┌─ Extrait

Aux sources vénimeuses de la mémoire.

Publié le 03 août 2010 par Alexcessif


Mémoire d'un fuyard, schizophrène et plus si affinités.
Aux sources venimeuses de la mémoire.
"Émile Honoré Laforêt. Agent immobilier."annonce la devanture. La plaque professionnelle est bien connue sur la place de Bordeaux et d'ailleurs. Son père, Germain longtemps en friche et cultivé sur le tard par Zola et Balzac, l'avait affublé des prénoms de l'auteur de "La fortune des Rougon-Macquart" et de celui de "la Comédie humaine" comme si, les lisant, il s'était obéré auprès des deux auteurs.

└─

» **Consignes**
[1] Reprenez mot pour mot le passage de l'extrait qui va de « Aux sources vénimeuses » jusqu'à « des deux auteurs. ».
[2] Indiquez si chacune des affirmations suivantes concorde avec l'extrait, en répondant par oui ou par non et en citant les mots décisifs de l'extrait : (a) le père d'Émile se prénomme Germain ; (b) la plaque professionnelle est inconnue à Bordeaux ; (c) le texte a été publié en août 2010.
[3] D'après l'extrait, quelle profession la devanture annonce-t-elle pour Émile Honoré Laforêt ?
Les données de la liste proviennent d'une autre source que l'extrait.

┌─ Données fournies

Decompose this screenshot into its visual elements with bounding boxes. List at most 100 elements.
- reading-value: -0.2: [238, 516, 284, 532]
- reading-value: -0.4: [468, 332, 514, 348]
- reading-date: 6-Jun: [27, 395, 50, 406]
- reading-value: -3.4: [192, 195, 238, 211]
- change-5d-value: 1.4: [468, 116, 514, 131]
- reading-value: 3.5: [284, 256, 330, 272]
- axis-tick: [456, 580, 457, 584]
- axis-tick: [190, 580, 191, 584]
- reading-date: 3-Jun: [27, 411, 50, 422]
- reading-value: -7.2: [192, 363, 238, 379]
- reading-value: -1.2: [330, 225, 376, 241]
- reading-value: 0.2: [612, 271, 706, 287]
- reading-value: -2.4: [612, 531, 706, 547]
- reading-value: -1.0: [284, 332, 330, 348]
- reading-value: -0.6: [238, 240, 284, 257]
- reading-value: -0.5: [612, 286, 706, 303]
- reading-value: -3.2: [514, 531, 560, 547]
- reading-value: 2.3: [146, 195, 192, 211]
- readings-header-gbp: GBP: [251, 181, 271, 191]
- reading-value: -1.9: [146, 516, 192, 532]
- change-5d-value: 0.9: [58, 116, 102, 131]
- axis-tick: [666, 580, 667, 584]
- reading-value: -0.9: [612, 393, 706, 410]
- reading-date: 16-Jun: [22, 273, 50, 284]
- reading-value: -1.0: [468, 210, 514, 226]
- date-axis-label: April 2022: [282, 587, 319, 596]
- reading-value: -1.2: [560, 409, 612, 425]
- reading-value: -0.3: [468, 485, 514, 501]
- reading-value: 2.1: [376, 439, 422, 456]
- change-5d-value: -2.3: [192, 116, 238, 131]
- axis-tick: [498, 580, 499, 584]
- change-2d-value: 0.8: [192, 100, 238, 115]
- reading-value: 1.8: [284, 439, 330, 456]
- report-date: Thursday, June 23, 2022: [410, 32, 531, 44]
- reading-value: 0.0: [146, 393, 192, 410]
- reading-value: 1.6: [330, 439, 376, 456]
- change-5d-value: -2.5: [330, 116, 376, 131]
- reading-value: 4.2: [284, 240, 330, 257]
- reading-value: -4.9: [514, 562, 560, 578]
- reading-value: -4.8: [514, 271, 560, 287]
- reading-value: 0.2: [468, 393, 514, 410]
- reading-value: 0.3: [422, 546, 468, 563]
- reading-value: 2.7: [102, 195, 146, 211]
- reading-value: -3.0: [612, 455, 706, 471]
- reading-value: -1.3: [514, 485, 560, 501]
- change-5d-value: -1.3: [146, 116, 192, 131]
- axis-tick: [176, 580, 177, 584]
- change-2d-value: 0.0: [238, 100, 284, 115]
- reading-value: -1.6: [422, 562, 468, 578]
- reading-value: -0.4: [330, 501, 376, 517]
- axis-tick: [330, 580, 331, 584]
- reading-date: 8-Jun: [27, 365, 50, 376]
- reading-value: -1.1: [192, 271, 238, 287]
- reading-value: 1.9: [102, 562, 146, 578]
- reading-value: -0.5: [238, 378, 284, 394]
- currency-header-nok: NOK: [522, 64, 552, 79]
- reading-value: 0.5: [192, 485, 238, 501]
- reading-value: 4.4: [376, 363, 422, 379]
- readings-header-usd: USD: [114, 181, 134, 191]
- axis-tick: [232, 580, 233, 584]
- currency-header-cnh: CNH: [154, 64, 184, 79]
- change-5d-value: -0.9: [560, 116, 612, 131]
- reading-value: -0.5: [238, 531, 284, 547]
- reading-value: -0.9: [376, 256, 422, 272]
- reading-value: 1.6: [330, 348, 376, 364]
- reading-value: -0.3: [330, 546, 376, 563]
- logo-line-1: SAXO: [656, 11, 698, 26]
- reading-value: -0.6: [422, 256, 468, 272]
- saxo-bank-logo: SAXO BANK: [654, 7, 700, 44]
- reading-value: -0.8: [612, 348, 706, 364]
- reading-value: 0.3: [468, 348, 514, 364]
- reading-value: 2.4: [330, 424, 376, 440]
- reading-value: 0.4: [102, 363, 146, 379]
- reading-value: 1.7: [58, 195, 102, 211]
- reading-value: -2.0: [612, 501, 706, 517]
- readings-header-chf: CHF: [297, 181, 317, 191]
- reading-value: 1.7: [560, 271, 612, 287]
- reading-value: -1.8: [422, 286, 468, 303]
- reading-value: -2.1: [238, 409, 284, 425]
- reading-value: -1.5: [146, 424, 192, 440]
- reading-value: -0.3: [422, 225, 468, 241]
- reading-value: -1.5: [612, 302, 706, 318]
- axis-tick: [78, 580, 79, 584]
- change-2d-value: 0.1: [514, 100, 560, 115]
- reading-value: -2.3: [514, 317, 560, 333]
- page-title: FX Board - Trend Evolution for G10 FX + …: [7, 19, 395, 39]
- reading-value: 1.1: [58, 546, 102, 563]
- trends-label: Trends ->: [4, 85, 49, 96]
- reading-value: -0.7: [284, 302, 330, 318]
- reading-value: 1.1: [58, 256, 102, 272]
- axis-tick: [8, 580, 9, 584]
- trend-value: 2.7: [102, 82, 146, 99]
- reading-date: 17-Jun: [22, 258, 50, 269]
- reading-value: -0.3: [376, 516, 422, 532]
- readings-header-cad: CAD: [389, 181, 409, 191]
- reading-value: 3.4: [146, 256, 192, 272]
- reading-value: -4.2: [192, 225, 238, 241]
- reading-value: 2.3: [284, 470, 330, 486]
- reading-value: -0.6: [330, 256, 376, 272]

└─

» **Réponses dans l'ordre**
[1]
Aux sources vénimeuses de la mémoire.

Publié le 03 août 2010 par Alexcessif


Mémoire d'un fuyard, schizophrène et plus si affinités.
Aux sources venimeuses de la mémoire.
"Émile Honoré Laforêt. Agent immobilier."annonce la devanture. La plaque professionnelle est bien connue sur la place de Bordeaux et d'ailleurs. Son père, Germain longtemps en friche et cultivé sur le tard par Zola et Balzac, l'avait affublé des prénoms de l'auteur de "La fortune des Rougon-Macquart" et de celui de "la Comédie humaine" comme si, les lisant, il s'était obéré auprès des deux auteurs.

[2]
(a) Oui : « Son père, Germain ».
(b) Non : « La plaque professionnelle est bien connue sur la place de Bordeaux et d'ailleurs. »
(c) Oui : « Publié le 03 août 2010 par Alexcessif ».

[3] Agent immobilier.